▶ SUPPLIED MATERIAL:
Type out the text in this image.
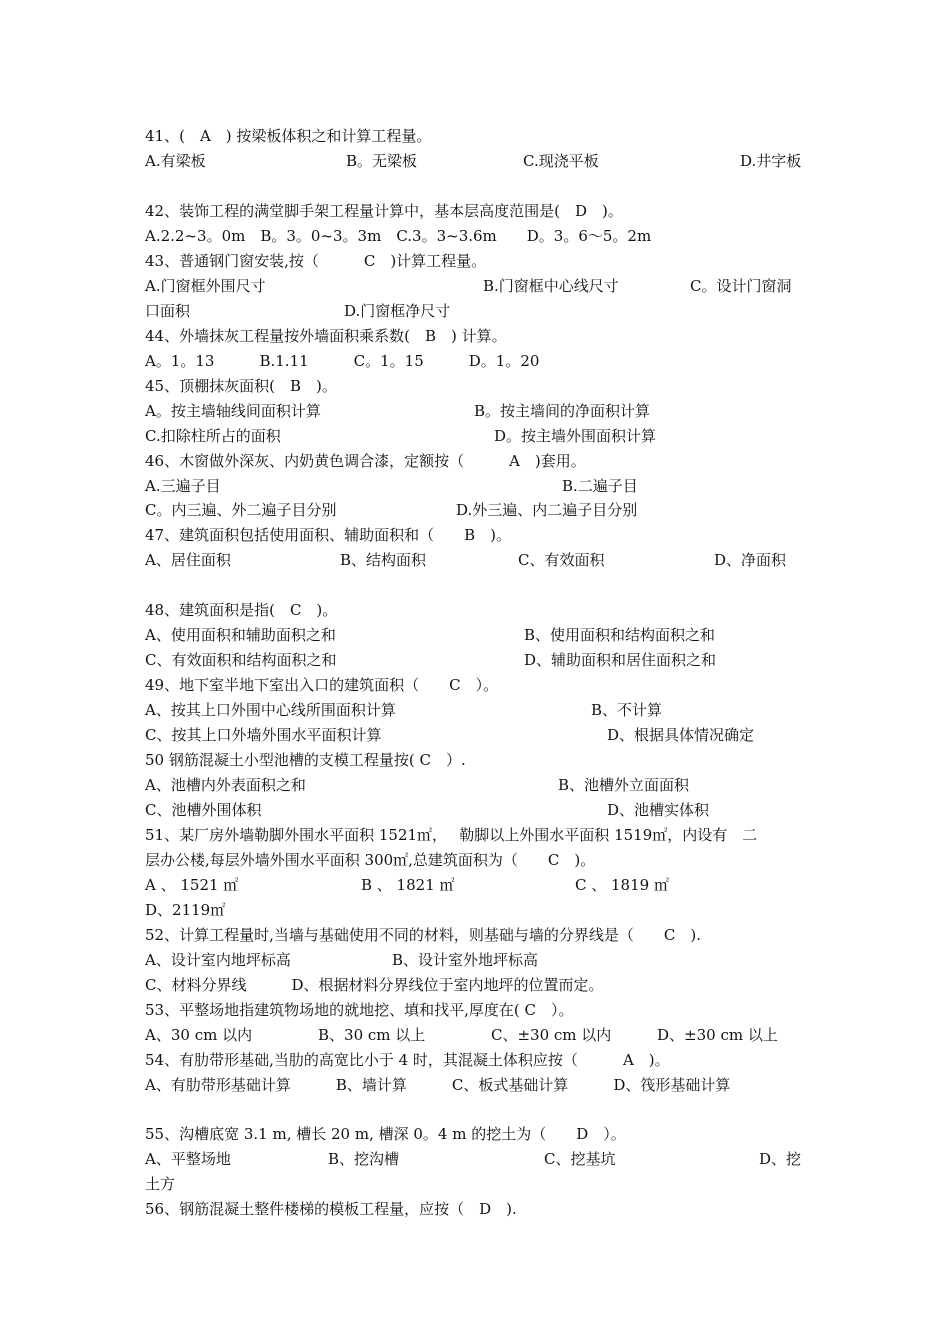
41、(　A　) 按梁板体积之和计算工程量。
A.有梁板	B。无梁板	C.现浇平板	D.井字板
42、装饰工程的满堂脚手架工程量计算中，基本层高度范围是(　D　)。
A.2.2~3。0m　B。3。0~3。3m　C.3。3~3.6m　　D。3。6～5。2m
43、普通钢门窗安装,按（　　　C　)计算工程量。
A.门窗框外围尺寸	B.门窗框中心线尺寸	C。设计门窗洞
口面积	D.门窗框净尺寸
44、外墙抹灰工程量按外墙面积乘系数(　B　) 计算。
A。1。13　　　B.1.11　　　C。1。15　　　D。1。20
45、顶棚抹灰面积(　B　)。
A。按主墙轴线间面积计算	B。按主墙间的净面积计算
C.扣除柱所占的面积	D。按主墙外围面积计算
46、木窗做外深灰、内奶黄色调合漆，定额按（　　　A　)套用。
A.三遍子目	B.二遍子目
C。内三遍、外二遍子目分别	D.外三遍、内二遍子目分别
47、建筑面积包括使用面积、辅助面积和（　　B　)。
A、居住面积	B、结构面积	C、有效面积	D、净面积
48、建筑面积是指(　C　)。
A、使用面积和辅助面积之和	B、使用面积和结构面积之和
C、有效面积和结构面积之和	D、辅助面积和居住面积之和
49、地下室半地下室出入口的建筑面积（　　C　）。
A、按其上口外围中心线所围面积计算	B、不计算
C、按其上口外墙外围水平面积计算	D、根据具体情况确定
50 钢筋混凝土小型池槽的支模工程量按( C　）.
A、池槽内外表面积之和	B、池槽外立面面积
C、池槽外围体积	D、池槽实体积
51、某厂房外墙勒脚外围水平面积 1521㎡，　 勒脚以上外围水平面积 1519㎡，内设有　二
层办公楼,每层外墙外围水平面积 300㎡,总建筑面积为（　　C　)。
A 、 1521 ㎡	B 、 1821 ㎡	C 、 1819 ㎡
D、2119㎡
52、计算工程量时,当墙与基础使用不同的材料，则基础与墙的分界线是（　　C　).
A、设计室内地坪标高	B、设计室外地坪标高
C、材料分界线　　　D、根据材料分界线位于室内地坪的位置而定。
53、平整场地指建筑物场地的就地挖、填和找平,厚度在( C　）。
A、30 cm 以内	B、30 cm 以上	C、±30 cm 以内	D、±30 cm 以上
54、有肋带形基础,当肋的高宽比小于 4 时，其混凝土体积应按（　　　A　)。
A、有肋带形基础计算　　　B、墙计算　　　C、板式基础计算　　　D、筏形基础计算
55、沟槽底宽 3.1 m, 槽长 20 m, 槽深 0。4 m 的挖土为（　　D　）。
A、平整场地	B、挖沟槽	C、挖基坑	D、挖
土方
56、钢筋混凝土整件楼梯的模板工程量，应按（　D　).
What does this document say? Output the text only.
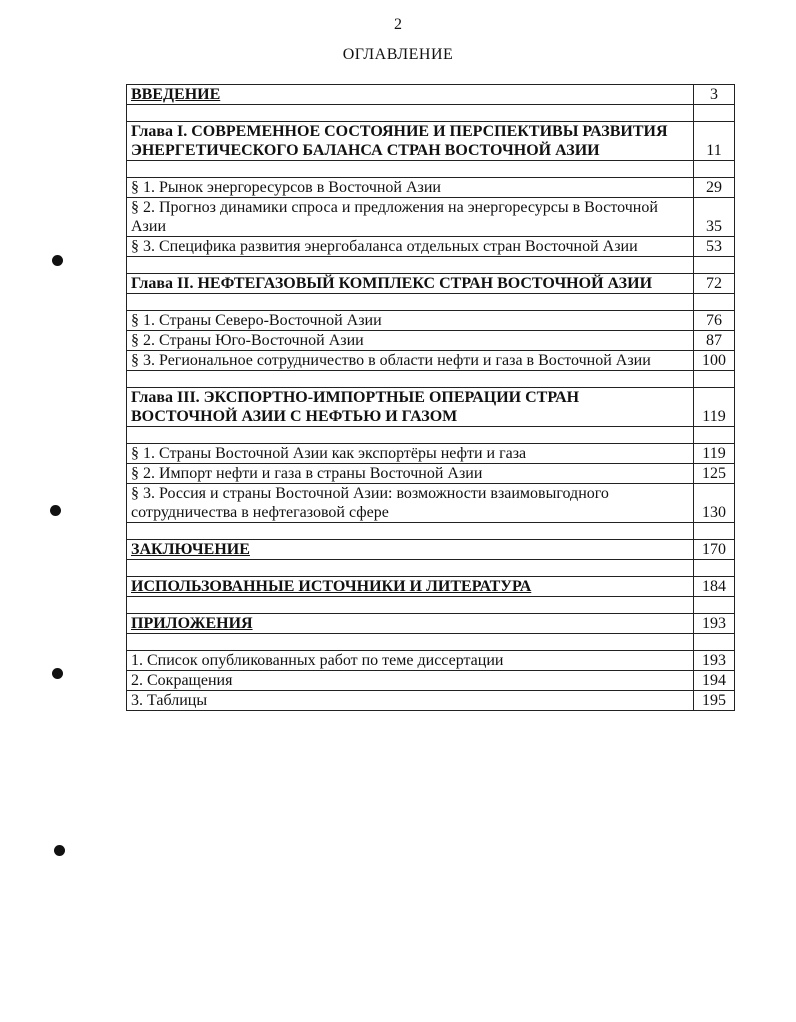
2
ОГЛАВЛЕНИЕ
ВВЕДЕНИЕ	3

Глава I. СОВРЕМЕННОЕ СОСТОЯНИЕ И ПЕРСПЕКТИВЫ РАЗВИТИЯ ЭНЕРГЕТИЧЕСКОГО БАЛАНСА СТРАН ВОСТОЧНОЙ АЗИИ	11

§ 1. Рынок энергоресурсов в Восточной Азии	29
§ 2. Прогноз динамики спроса и предложения на энергоресурсы в Восточной Азии	35
§ 3. Специфика развития энергобаланса отдельных стран Восточной Азии	53

Глава II. НЕФТЕГАЗОВЫЙ КОМПЛЕКС СТРАН ВОСТОЧНОЙ АЗИИ	72

§ 1. Страны Северо-Восточной Азии	76
§ 2. Страны Юго-Восточной Азии	87
§ 3. Региональное сотрудничество в области нефти и газа в Восточной Азии	100

Глава III. ЭКСПОРТНО-ИМПОРТНЫЕ ОПЕРАЦИИ СТРАН ВОСТОЧНОЙ АЗИИ С НЕФТЬЮ И ГАЗОМ	119

§ 1. Страны Восточной Азии как экспортёры нефти и газа	119
§ 2. Импорт нефти и газа в страны Восточной Азии	125
§ 3. Россия и страны Восточной Азии: возможности взаимовыгодного сотрудничества в нефтегазовой сфере	130

ЗАКЛЮЧЕНИЕ	170

ИСПОЛЬЗОВАННЫЕ ИСТОЧНИКИ И ЛИТЕРАТУРА	184

ПРИЛОЖЕНИЯ	193

1. Список опубликованных работ по теме диссертации	193
2. Сокращения	194
3. Таблицы	195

▶ WHAT IS NEEDED:
Search the lines above for the string "this" and copy each line that has it.

▶ THE RESPONSE:
Type out the text in this image.
What does this document say? Output the text only.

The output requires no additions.